(ACTIVITIES)
A) In the FOAF nearestAirport tutorial, which airport codes appear in the example markup?
B) Which namespace prefixes does the FOAF nearestAirport tutorial declare in its opening rdf:RDF element? List each with its URI.
C) Write a continuation of the FOAF nearestAirport tutorial, starting after its last sentence.

(SOURCE PASSAGE)
○ ○ ○

In the search for more interesting uses of FOAF, sometime ago I came across someone's FOAF that included some information about the airport that is nearest to them, using the nearestAirport nomenclature.
I was quite interested, as this was something I hadn't seen before, and I like the idea of including all the information possible in my FOAF.
So, a short and dirty tutorial on using the nearestAirport in FOAF:
First, you must include the proper namespaces in your file:
<rdf:RDF xmlns:air="http://www.megginson.com/exp/ns/airports#" xmlns:contact="http://www.w3.org/2000/10/swap/pim/contact#" xmlns:wn="http://xmlns.com/wordnet/1.6/">
The information we are adding uses the contact namespace, and the wordnet namespace, thus we add those namespaces to the beginning of our document.
Next, we add the actual data to our FOAF:
<contact:nearestAirport> <wn:Airport air:icao="KLOU" air:iata="SDF"/> </contact:nearestAirport>
This should be included within your foaf:Person, which defines you.
Of course, you should replace "KLOU" and "SDF" with the Airport codes for the airports nearest you. There are two different airport types, ICAO and IATA. You should include both, when possible. The ar-group has a great database to get this information.

○ ○ ○

(EXTRACTED INFORMATION)
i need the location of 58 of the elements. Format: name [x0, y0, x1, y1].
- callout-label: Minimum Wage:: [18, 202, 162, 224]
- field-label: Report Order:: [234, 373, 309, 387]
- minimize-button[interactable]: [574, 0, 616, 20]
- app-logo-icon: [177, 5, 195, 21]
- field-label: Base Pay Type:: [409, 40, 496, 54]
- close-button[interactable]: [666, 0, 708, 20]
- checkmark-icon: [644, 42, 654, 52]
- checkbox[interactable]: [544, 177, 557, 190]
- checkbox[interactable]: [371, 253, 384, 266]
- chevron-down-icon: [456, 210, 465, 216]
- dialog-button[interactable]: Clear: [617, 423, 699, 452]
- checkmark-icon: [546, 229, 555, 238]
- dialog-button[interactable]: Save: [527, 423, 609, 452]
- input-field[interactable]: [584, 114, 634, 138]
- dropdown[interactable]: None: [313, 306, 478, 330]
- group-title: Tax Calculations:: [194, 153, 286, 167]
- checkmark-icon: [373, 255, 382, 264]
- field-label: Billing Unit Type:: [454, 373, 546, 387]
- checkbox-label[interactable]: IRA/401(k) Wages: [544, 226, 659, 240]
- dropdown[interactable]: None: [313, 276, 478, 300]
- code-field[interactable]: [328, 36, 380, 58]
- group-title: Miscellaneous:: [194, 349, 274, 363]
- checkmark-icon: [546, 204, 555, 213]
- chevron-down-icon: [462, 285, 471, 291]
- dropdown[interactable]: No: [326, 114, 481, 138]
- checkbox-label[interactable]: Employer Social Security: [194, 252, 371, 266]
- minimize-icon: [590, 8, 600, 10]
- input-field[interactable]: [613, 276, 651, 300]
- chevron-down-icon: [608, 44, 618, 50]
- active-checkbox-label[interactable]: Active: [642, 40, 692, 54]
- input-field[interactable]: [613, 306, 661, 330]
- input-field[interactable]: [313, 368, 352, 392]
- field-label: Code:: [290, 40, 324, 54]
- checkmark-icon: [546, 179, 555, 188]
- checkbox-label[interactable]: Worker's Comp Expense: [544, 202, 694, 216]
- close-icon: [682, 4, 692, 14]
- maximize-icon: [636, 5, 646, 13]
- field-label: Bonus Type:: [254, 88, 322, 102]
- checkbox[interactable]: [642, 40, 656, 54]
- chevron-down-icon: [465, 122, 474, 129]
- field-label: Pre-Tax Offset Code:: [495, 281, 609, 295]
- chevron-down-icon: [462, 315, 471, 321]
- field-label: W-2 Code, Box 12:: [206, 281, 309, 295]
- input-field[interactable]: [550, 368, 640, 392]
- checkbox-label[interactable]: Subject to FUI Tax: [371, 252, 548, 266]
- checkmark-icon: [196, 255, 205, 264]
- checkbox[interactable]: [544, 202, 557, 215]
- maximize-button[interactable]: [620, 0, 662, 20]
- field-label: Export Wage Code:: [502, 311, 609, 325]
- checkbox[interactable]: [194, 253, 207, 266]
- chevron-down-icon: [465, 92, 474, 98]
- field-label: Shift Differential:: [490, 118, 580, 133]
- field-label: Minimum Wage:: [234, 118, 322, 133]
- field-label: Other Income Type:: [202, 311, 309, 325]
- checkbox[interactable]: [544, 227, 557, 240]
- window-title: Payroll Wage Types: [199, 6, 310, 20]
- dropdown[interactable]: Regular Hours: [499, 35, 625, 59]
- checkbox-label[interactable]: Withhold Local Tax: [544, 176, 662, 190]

○ ○ ○

(ANSWERS BELOW)
A) KLOU as the ICAO code and SDF as the IATA code.

B)
- air: http://www.megginson.com/exp/ns/airports#
- contact: http://www.w3.org/2000/10/swap/pim/contact#
- wn: http://xmlns.com/wordnet/1.6/

C)
That's it. Now people in the FOAF world will know what airports are closest to you. Why would anyone care, you ask? Well, the latitude and longitude for airports is well known, and it makes for a simple way of finding locations of people on a map. Jim Ley has created an excellent map that does just that - plots people on a map of the world, based on their nearestAirport attributes (requires SVG). Add the nearestAirport information to your FOAF, and wait a few days for his crawler to find you, and you should appear. If you don't, feel free to email me and I may be able to help (I'd hate to dump a bunch of emails directly to Jim).
For reference: My FOAF
So there you have it. More wonderful information that you can add to your FOAF.